> Problem to solve
Identify the lines that contain the word "Корецкая", then copy them.

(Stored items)
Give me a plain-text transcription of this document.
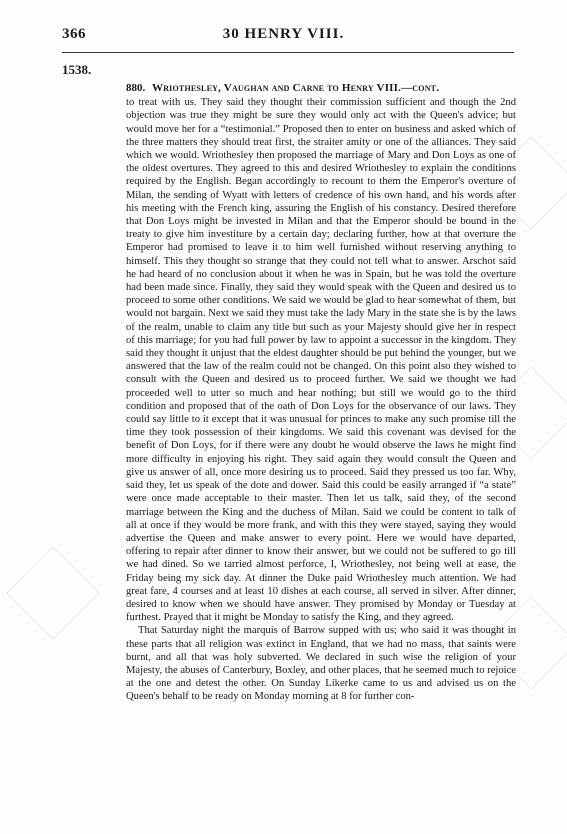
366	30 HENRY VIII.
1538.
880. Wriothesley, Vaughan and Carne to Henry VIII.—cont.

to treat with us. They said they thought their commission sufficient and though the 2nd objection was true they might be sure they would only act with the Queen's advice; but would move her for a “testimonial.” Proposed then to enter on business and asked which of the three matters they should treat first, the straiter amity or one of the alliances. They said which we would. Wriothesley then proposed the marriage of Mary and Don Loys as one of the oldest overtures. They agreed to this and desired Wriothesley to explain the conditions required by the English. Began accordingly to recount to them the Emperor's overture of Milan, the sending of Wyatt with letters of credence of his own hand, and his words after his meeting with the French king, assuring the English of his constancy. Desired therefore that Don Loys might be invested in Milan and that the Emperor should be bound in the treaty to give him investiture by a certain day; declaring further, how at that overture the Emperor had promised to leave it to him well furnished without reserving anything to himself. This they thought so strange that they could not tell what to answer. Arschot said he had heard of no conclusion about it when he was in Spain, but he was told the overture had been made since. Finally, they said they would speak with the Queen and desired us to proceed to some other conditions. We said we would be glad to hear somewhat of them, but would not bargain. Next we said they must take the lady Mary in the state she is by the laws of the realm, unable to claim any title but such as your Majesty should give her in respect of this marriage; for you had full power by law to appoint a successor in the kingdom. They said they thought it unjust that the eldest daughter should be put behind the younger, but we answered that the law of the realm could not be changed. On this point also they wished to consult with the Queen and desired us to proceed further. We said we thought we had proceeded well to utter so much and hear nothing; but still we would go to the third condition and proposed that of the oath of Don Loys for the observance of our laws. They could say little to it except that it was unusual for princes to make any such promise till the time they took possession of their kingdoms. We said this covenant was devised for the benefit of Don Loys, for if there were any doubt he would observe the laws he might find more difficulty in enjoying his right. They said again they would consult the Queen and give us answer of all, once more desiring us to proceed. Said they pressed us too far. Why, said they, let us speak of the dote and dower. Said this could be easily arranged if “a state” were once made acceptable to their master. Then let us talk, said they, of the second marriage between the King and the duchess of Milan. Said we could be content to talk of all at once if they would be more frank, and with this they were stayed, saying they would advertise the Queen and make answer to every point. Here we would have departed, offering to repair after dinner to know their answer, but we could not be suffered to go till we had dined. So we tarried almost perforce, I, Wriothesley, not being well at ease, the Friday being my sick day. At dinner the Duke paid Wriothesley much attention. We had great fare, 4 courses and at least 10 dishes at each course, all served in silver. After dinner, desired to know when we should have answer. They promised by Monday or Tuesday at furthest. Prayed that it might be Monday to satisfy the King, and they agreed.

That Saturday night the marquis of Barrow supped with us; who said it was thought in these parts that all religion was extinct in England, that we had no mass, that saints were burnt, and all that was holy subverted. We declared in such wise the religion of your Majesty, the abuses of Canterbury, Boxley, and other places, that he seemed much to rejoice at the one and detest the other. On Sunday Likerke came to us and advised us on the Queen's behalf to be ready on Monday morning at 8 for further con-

...

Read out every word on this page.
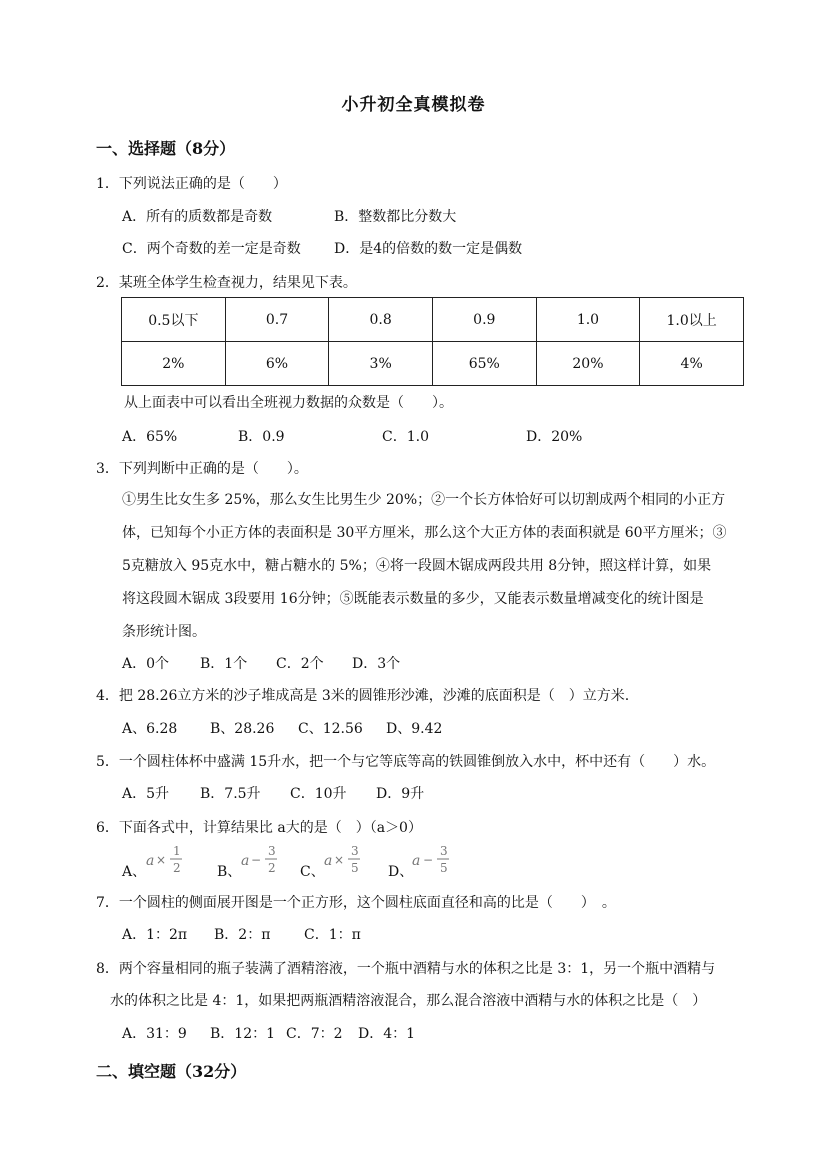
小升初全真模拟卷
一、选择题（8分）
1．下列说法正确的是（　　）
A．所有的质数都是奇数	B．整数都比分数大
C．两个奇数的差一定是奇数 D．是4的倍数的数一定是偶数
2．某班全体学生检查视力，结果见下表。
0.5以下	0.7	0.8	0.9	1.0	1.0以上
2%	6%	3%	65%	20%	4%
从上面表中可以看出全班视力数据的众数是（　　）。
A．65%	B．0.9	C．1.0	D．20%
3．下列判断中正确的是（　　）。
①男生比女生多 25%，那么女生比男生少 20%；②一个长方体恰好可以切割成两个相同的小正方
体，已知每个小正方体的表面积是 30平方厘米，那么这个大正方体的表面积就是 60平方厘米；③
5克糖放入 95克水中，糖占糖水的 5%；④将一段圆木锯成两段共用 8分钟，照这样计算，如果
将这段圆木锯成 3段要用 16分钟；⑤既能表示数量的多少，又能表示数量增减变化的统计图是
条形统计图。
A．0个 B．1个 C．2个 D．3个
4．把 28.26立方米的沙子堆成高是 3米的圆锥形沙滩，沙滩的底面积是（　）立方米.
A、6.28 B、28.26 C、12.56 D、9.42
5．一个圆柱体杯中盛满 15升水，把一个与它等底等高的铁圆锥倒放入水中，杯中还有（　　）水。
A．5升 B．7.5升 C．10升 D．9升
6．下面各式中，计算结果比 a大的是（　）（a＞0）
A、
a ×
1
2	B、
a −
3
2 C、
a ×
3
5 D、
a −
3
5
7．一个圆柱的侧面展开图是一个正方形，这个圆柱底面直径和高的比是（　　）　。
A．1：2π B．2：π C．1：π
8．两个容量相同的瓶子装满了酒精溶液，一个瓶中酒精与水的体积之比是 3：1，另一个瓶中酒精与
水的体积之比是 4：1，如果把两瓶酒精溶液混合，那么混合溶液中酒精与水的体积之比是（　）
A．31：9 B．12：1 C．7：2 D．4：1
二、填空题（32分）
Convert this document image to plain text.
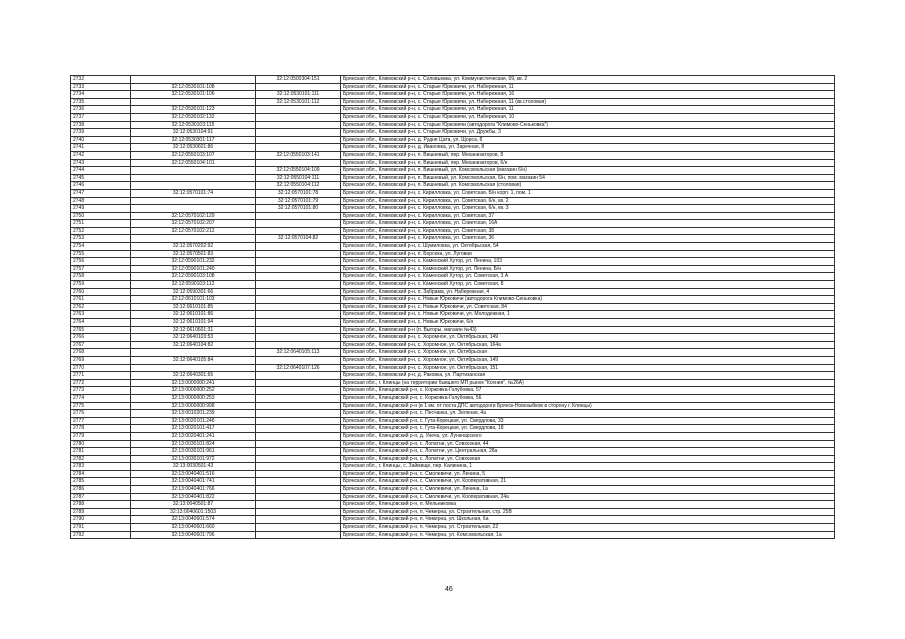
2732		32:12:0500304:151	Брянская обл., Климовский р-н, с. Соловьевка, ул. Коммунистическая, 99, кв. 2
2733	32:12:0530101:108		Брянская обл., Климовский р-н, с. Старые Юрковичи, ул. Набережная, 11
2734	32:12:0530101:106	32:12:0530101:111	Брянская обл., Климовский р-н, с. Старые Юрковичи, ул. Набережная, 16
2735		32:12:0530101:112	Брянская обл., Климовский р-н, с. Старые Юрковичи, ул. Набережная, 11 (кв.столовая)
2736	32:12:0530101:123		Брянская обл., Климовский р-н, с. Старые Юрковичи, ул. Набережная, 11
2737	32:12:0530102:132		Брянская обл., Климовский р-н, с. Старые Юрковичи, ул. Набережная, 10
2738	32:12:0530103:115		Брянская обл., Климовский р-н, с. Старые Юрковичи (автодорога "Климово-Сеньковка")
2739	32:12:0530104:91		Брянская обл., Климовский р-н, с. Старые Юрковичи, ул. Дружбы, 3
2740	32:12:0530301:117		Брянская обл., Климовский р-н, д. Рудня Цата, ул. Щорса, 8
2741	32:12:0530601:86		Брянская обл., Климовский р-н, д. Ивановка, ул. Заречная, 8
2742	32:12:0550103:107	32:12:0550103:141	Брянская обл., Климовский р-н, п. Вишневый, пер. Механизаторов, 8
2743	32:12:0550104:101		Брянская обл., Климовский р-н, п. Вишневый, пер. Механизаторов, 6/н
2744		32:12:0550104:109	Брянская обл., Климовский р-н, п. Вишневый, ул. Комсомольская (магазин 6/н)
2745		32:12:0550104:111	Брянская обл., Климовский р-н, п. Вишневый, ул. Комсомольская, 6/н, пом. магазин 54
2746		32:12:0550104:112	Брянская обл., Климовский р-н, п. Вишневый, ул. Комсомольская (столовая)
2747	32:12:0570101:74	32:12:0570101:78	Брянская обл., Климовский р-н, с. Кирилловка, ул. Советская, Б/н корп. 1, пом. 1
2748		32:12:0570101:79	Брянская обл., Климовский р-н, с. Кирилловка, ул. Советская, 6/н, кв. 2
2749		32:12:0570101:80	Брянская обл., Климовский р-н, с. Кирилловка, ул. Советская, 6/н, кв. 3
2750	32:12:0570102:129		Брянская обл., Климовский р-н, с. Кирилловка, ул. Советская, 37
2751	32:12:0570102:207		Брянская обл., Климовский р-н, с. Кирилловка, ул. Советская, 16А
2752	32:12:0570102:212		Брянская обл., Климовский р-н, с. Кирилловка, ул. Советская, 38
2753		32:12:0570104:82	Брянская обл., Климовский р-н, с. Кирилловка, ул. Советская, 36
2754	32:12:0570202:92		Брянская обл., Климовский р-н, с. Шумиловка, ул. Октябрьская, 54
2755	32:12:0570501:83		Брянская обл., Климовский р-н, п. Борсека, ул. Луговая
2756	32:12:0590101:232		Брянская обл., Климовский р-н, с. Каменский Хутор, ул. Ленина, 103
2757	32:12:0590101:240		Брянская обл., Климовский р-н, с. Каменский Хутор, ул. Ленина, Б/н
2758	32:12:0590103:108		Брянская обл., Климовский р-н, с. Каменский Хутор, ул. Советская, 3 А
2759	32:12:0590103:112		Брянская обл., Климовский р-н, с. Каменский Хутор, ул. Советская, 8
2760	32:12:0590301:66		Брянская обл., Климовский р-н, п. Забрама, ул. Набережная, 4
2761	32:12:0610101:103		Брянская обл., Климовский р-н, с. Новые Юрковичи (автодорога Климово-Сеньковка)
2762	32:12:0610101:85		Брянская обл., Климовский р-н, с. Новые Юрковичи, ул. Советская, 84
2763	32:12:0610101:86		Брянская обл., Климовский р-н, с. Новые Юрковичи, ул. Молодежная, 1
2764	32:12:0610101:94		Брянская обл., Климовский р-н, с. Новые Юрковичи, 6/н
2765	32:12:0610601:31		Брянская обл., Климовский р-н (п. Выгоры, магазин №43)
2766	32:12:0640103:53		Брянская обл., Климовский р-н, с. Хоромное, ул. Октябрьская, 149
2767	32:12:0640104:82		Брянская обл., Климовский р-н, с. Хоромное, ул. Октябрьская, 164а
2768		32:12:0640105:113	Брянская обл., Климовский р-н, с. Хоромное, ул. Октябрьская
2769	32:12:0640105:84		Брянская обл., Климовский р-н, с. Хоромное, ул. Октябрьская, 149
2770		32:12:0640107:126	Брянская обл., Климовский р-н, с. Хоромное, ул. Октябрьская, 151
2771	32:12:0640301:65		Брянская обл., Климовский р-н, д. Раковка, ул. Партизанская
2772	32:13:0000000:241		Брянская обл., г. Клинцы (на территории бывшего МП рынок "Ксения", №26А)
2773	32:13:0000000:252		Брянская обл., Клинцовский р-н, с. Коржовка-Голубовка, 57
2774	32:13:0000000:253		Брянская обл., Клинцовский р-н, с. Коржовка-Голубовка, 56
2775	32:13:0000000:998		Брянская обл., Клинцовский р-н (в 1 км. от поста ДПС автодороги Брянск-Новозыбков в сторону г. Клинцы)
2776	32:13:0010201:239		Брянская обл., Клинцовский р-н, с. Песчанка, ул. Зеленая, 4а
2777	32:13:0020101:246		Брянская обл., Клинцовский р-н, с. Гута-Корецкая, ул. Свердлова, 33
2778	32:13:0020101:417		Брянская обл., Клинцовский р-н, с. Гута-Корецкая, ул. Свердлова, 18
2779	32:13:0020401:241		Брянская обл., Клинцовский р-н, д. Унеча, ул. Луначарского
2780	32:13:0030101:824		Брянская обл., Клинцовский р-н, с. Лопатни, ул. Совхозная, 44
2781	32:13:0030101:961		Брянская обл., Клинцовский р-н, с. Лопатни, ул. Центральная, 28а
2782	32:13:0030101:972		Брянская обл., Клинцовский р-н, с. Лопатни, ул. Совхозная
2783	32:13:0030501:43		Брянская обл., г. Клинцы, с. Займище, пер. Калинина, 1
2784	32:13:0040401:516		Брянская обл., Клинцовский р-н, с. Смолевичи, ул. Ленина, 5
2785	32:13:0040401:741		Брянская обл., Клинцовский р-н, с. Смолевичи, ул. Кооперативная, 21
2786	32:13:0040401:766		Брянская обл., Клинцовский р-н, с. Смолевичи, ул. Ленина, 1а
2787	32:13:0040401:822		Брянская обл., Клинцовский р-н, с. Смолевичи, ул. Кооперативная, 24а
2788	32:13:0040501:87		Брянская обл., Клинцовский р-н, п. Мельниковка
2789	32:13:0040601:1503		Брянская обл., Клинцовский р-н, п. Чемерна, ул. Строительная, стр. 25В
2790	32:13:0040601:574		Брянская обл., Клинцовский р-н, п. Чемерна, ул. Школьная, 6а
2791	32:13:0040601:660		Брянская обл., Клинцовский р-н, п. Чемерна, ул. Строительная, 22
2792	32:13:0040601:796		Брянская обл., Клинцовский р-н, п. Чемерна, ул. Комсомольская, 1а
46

> Response to this task
2777	32:13:0020101:246		Брянская обл., Клинцовский р-н, с. Гута-Корецкая, ул. Свердлова, 33
2778	32:13:0020101:417		Брянская обл., Клинцовский р-н, с. Гута-Корецкая, ул. Свердлова, 18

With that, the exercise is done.